What to produce: Find the string "this" and gather every line that holds it.

Data provided:

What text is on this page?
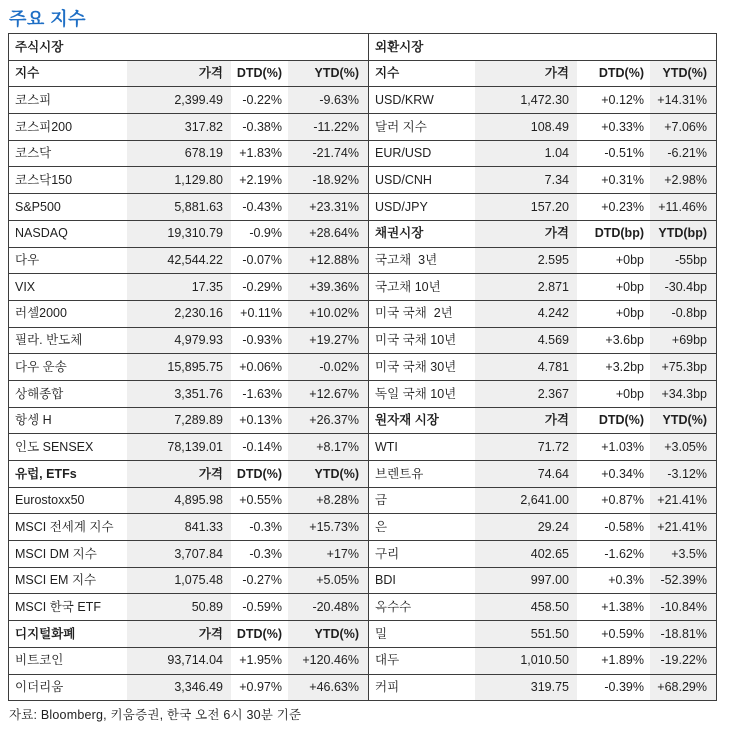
주요 지수
주식시장
지수	가격	DTD(%)	YTD(%)
코스피	2,399.49	-0.22%	-9.63%
코스피200	317.82	-0.38%	-11.22%
코스닥	678.19	+1.83%	-21.74%
코스닥150	1,129.80	+2.19%	-18.92%
S&P500	5,881.63	-0.43%	+23.31%
NASDAQ	19,310.79	-0.9%	+28.64%
다우	42,544.22	-0.07%	+12.88%
VIX	17.35	-0.29%	+39.36%
러셀2000	2,230.16	+0.11%	+10.02%
필라. 반도체	4,979.93	-0.93%	+19.27%
다우 운송	15,895.75	+0.06%	-0.02%
상해종합	3,351.76	-1.63%	+12.67%
항셍 H	7,289.89	+0.13%	+26.37%
인도 SENSEX	78,139.01	-0.14%	+8.17%
유럽, ETFs	가격	DTD(%)	YTD(%)
Eurostoxx50	4,895.98	+0.55%	+8.28%
MSCI 전세계 지수	841.33	-0.3%	+15.73%
MSCI DM 지수	3,707.84	-0.3%	+17%
MSCI EM 지수	1,075.48	-0.27%	+5.05%
MSCI 한국 ETF	50.89	-0.59%	-20.48%
디지털화폐	가격	DTD(%)	YTD(%)
비트코인	93,714.04	+1.95%	+120.46%
이더리움	3,346.49	+0.97%	+46.63%
외환시장
지수	가격	DTD(%)	YTD(%)
USD/KRW	1,472.30	+0.12%	+14.31%
달러 지수	108.49	+0.33%	+7.06%
EUR/USD	1.04	-0.51%	-6.21%
USD/CNH	7.34	+0.31%	+2.98%
USD/JPY	157.20	+0.23%	+11.46%
채권시장	가격	DTD(bp)	YTD(bp)
국고채  3년	2.595	+0bp	-55bp
국고채 10년	2.871	+0bp	-30.4bp
미국 국채  2년	4.242	+0bp	-0.8bp
미국 국채 10년	4.569	+3.6bp	+69bp
미국 국채 30년	4.781	+3.2bp	+75.3bp
독일 국채 10년	2.367	+0bp	+34.3bp
원자재 시장	가격	DTD(%)	YTD(%)
WTI	71.72	+1.03%	+3.05%
브렌트유	74.64	+0.34%	-3.12%
금	2,641.00	+0.87%	+21.41%
은	29.24	-0.58%	+21.41%
구리	402.65	-1.62%	+3.5%
BDI	997.00	+0.3%	-52.39%
옥수수	458.50	+1.38%	-10.84%
밀	551.50	+0.59%	-18.81%
대두	1,010.50	+1.89%	-19.22%
커피	319.75	-0.39%	+68.29%
자료: Bloomberg, 키움증권, 한국 오전 6시 30분 기준
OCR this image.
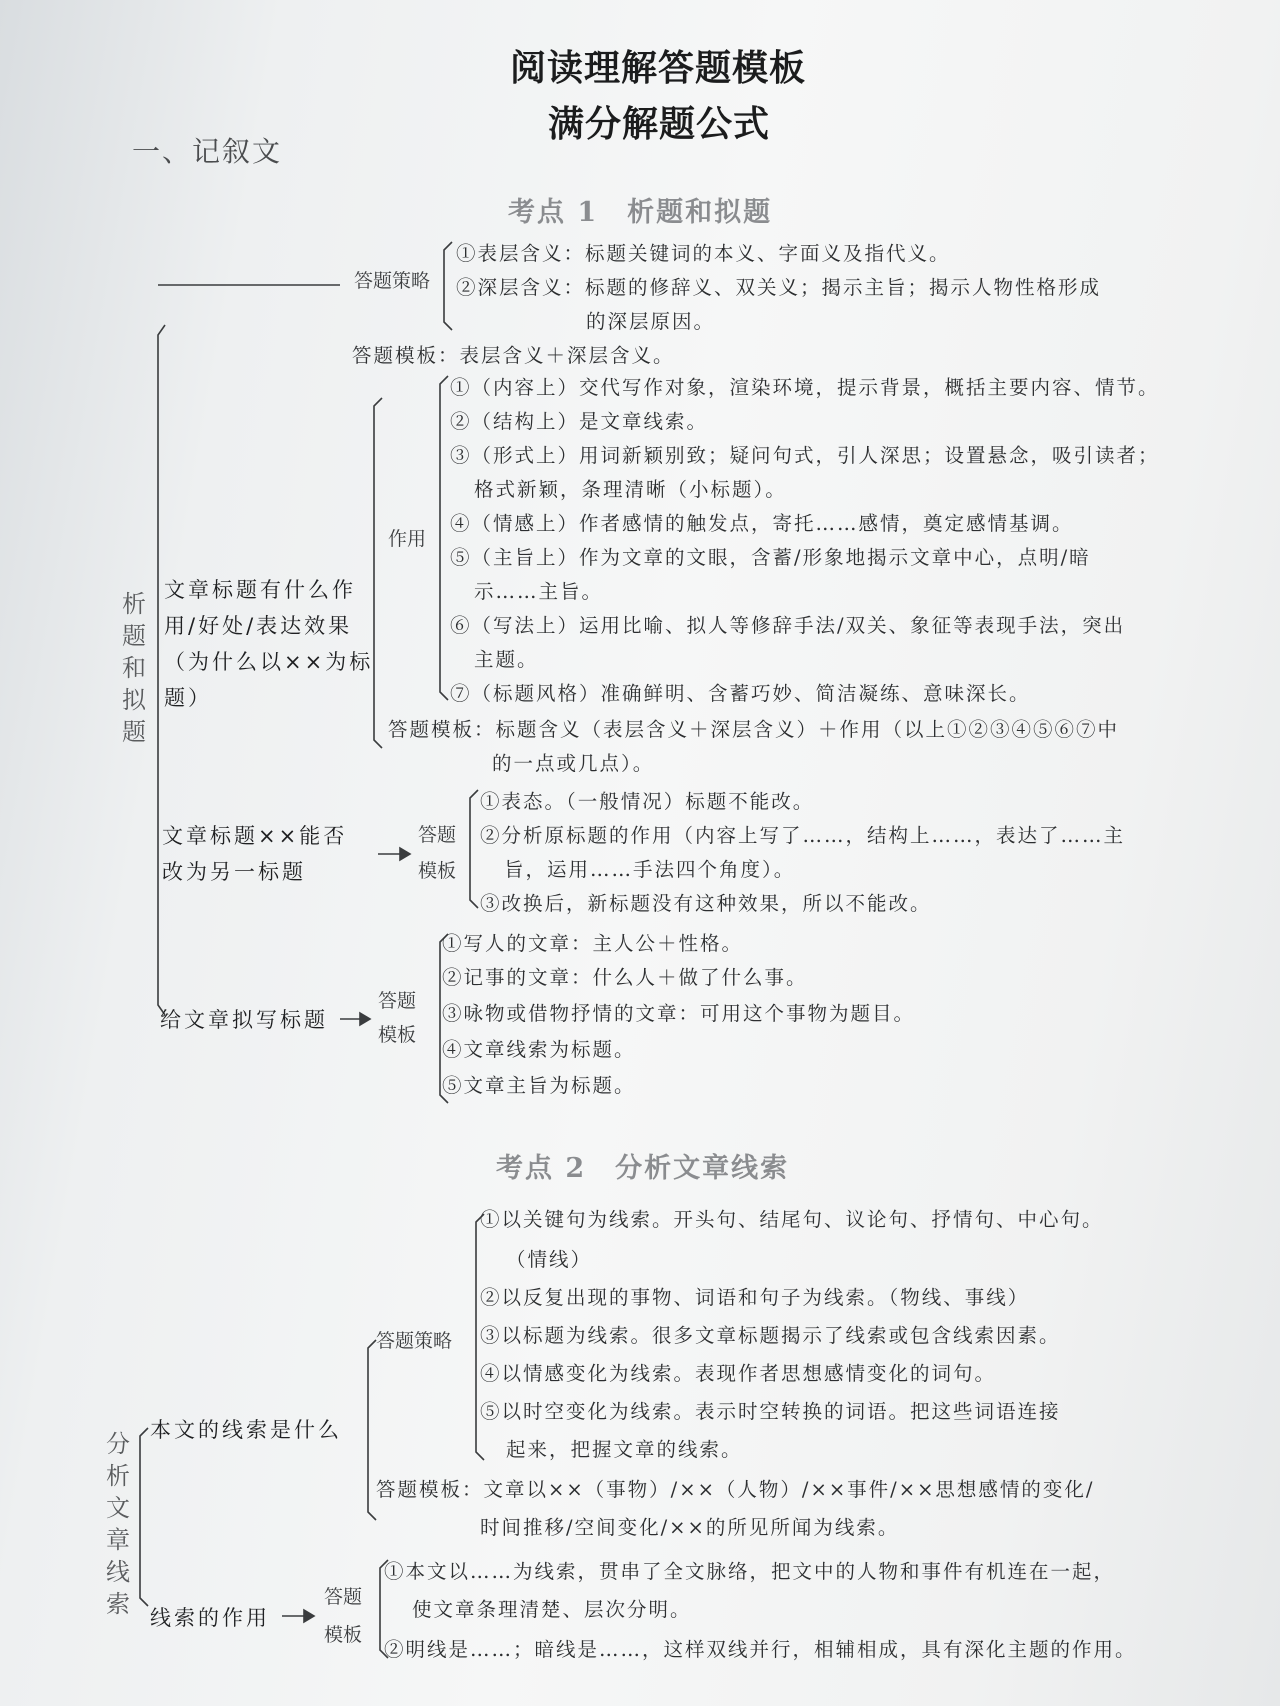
阅读理解答题模板
满分解题公式
一、记叙文
考点 1　析题和拟题
析题和拟题
答题策略
①表层含义：标题关键词的本义、字面义及指代义。
②深层含义：标题的修辞义、双关义；揭示主旨；揭示人物性格形成
的深层原因。
答题模板：表层含义＋深层含义。
文章标题有什么作
用/好处/表达效果
（为什么以××为标
题）
作用
①（内容上）交代写作对象，渲染环境，提示背景，概括主要内容、情节。
②（结构上）是文章线索。
③（形式上）用词新颖别致；疑问句式，引人深思；设置悬念，吸引读者；
格式新颖，条理清晰（小标题）。
④（情感上）作者感情的触发点，寄托……感情，奠定感情基调。
⑤（主旨上）作为文章的文眼，含蓄/形象地揭示文章中心，点明/暗
示……主旨。
⑥（写法上）运用比喻、拟人等修辞手法/双关、象征等表现手法，突出
主题。
⑦（标题风格）准确鲜明、含蓄巧妙、简洁凝练、意味深长。
答题模板：标题含义（表层含义＋深层含义）＋作用（以上①②③④⑤⑥⑦中
的一点或几点）。
文章标题××能否
改为另一标题
答题
模板
①表态。（一般情况）标题不能改。
②分析原标题的作用（内容上写了……，结构上……，表达了……主
旨，运用……手法四个角度）。
③改换后，新标题没有这种效果，所以不能改。
给文章拟写标题
答题
模板
①写人的文章：主人公＋性格。
②记事的文章：什么人＋做了什么事。
③咏物或借物抒情的文章：可用这个事物为题目。
④文章线索为标题。
⑤文章主旨为标题。
考点 2　分析文章线索
分析文章线索
本文的线索是什么
答题策略
①以关键句为线索。开头句、结尾句、议论句、抒情句、中心句。
（情线）
②以反复出现的事物、词语和句子为线索。（物线、事线）
③以标题为线索。很多文章标题揭示了线索或包含线索因素。
④以情感变化为线索。表现作者思想感情变化的词句。
⑤以时空变化为线索。表示时空转换的词语。把这些词语连接
起来，把握文章的线索。
答题模板：文章以××（事物）/××（人物）/××事件/××思想感情的变化/
时间推移/空间变化/××的所见所闻为线索。
线索的作用
答题
模板
①本文以……为线索，贯串了全文脉络，把文中的人物和事件有机连在一起，
使文章条理清楚、层次分明。
②明线是……；暗线是……，这样双线并行，相辅相成，具有深化主题的作用。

Worked answer:
What text is on this page?
OCR this image.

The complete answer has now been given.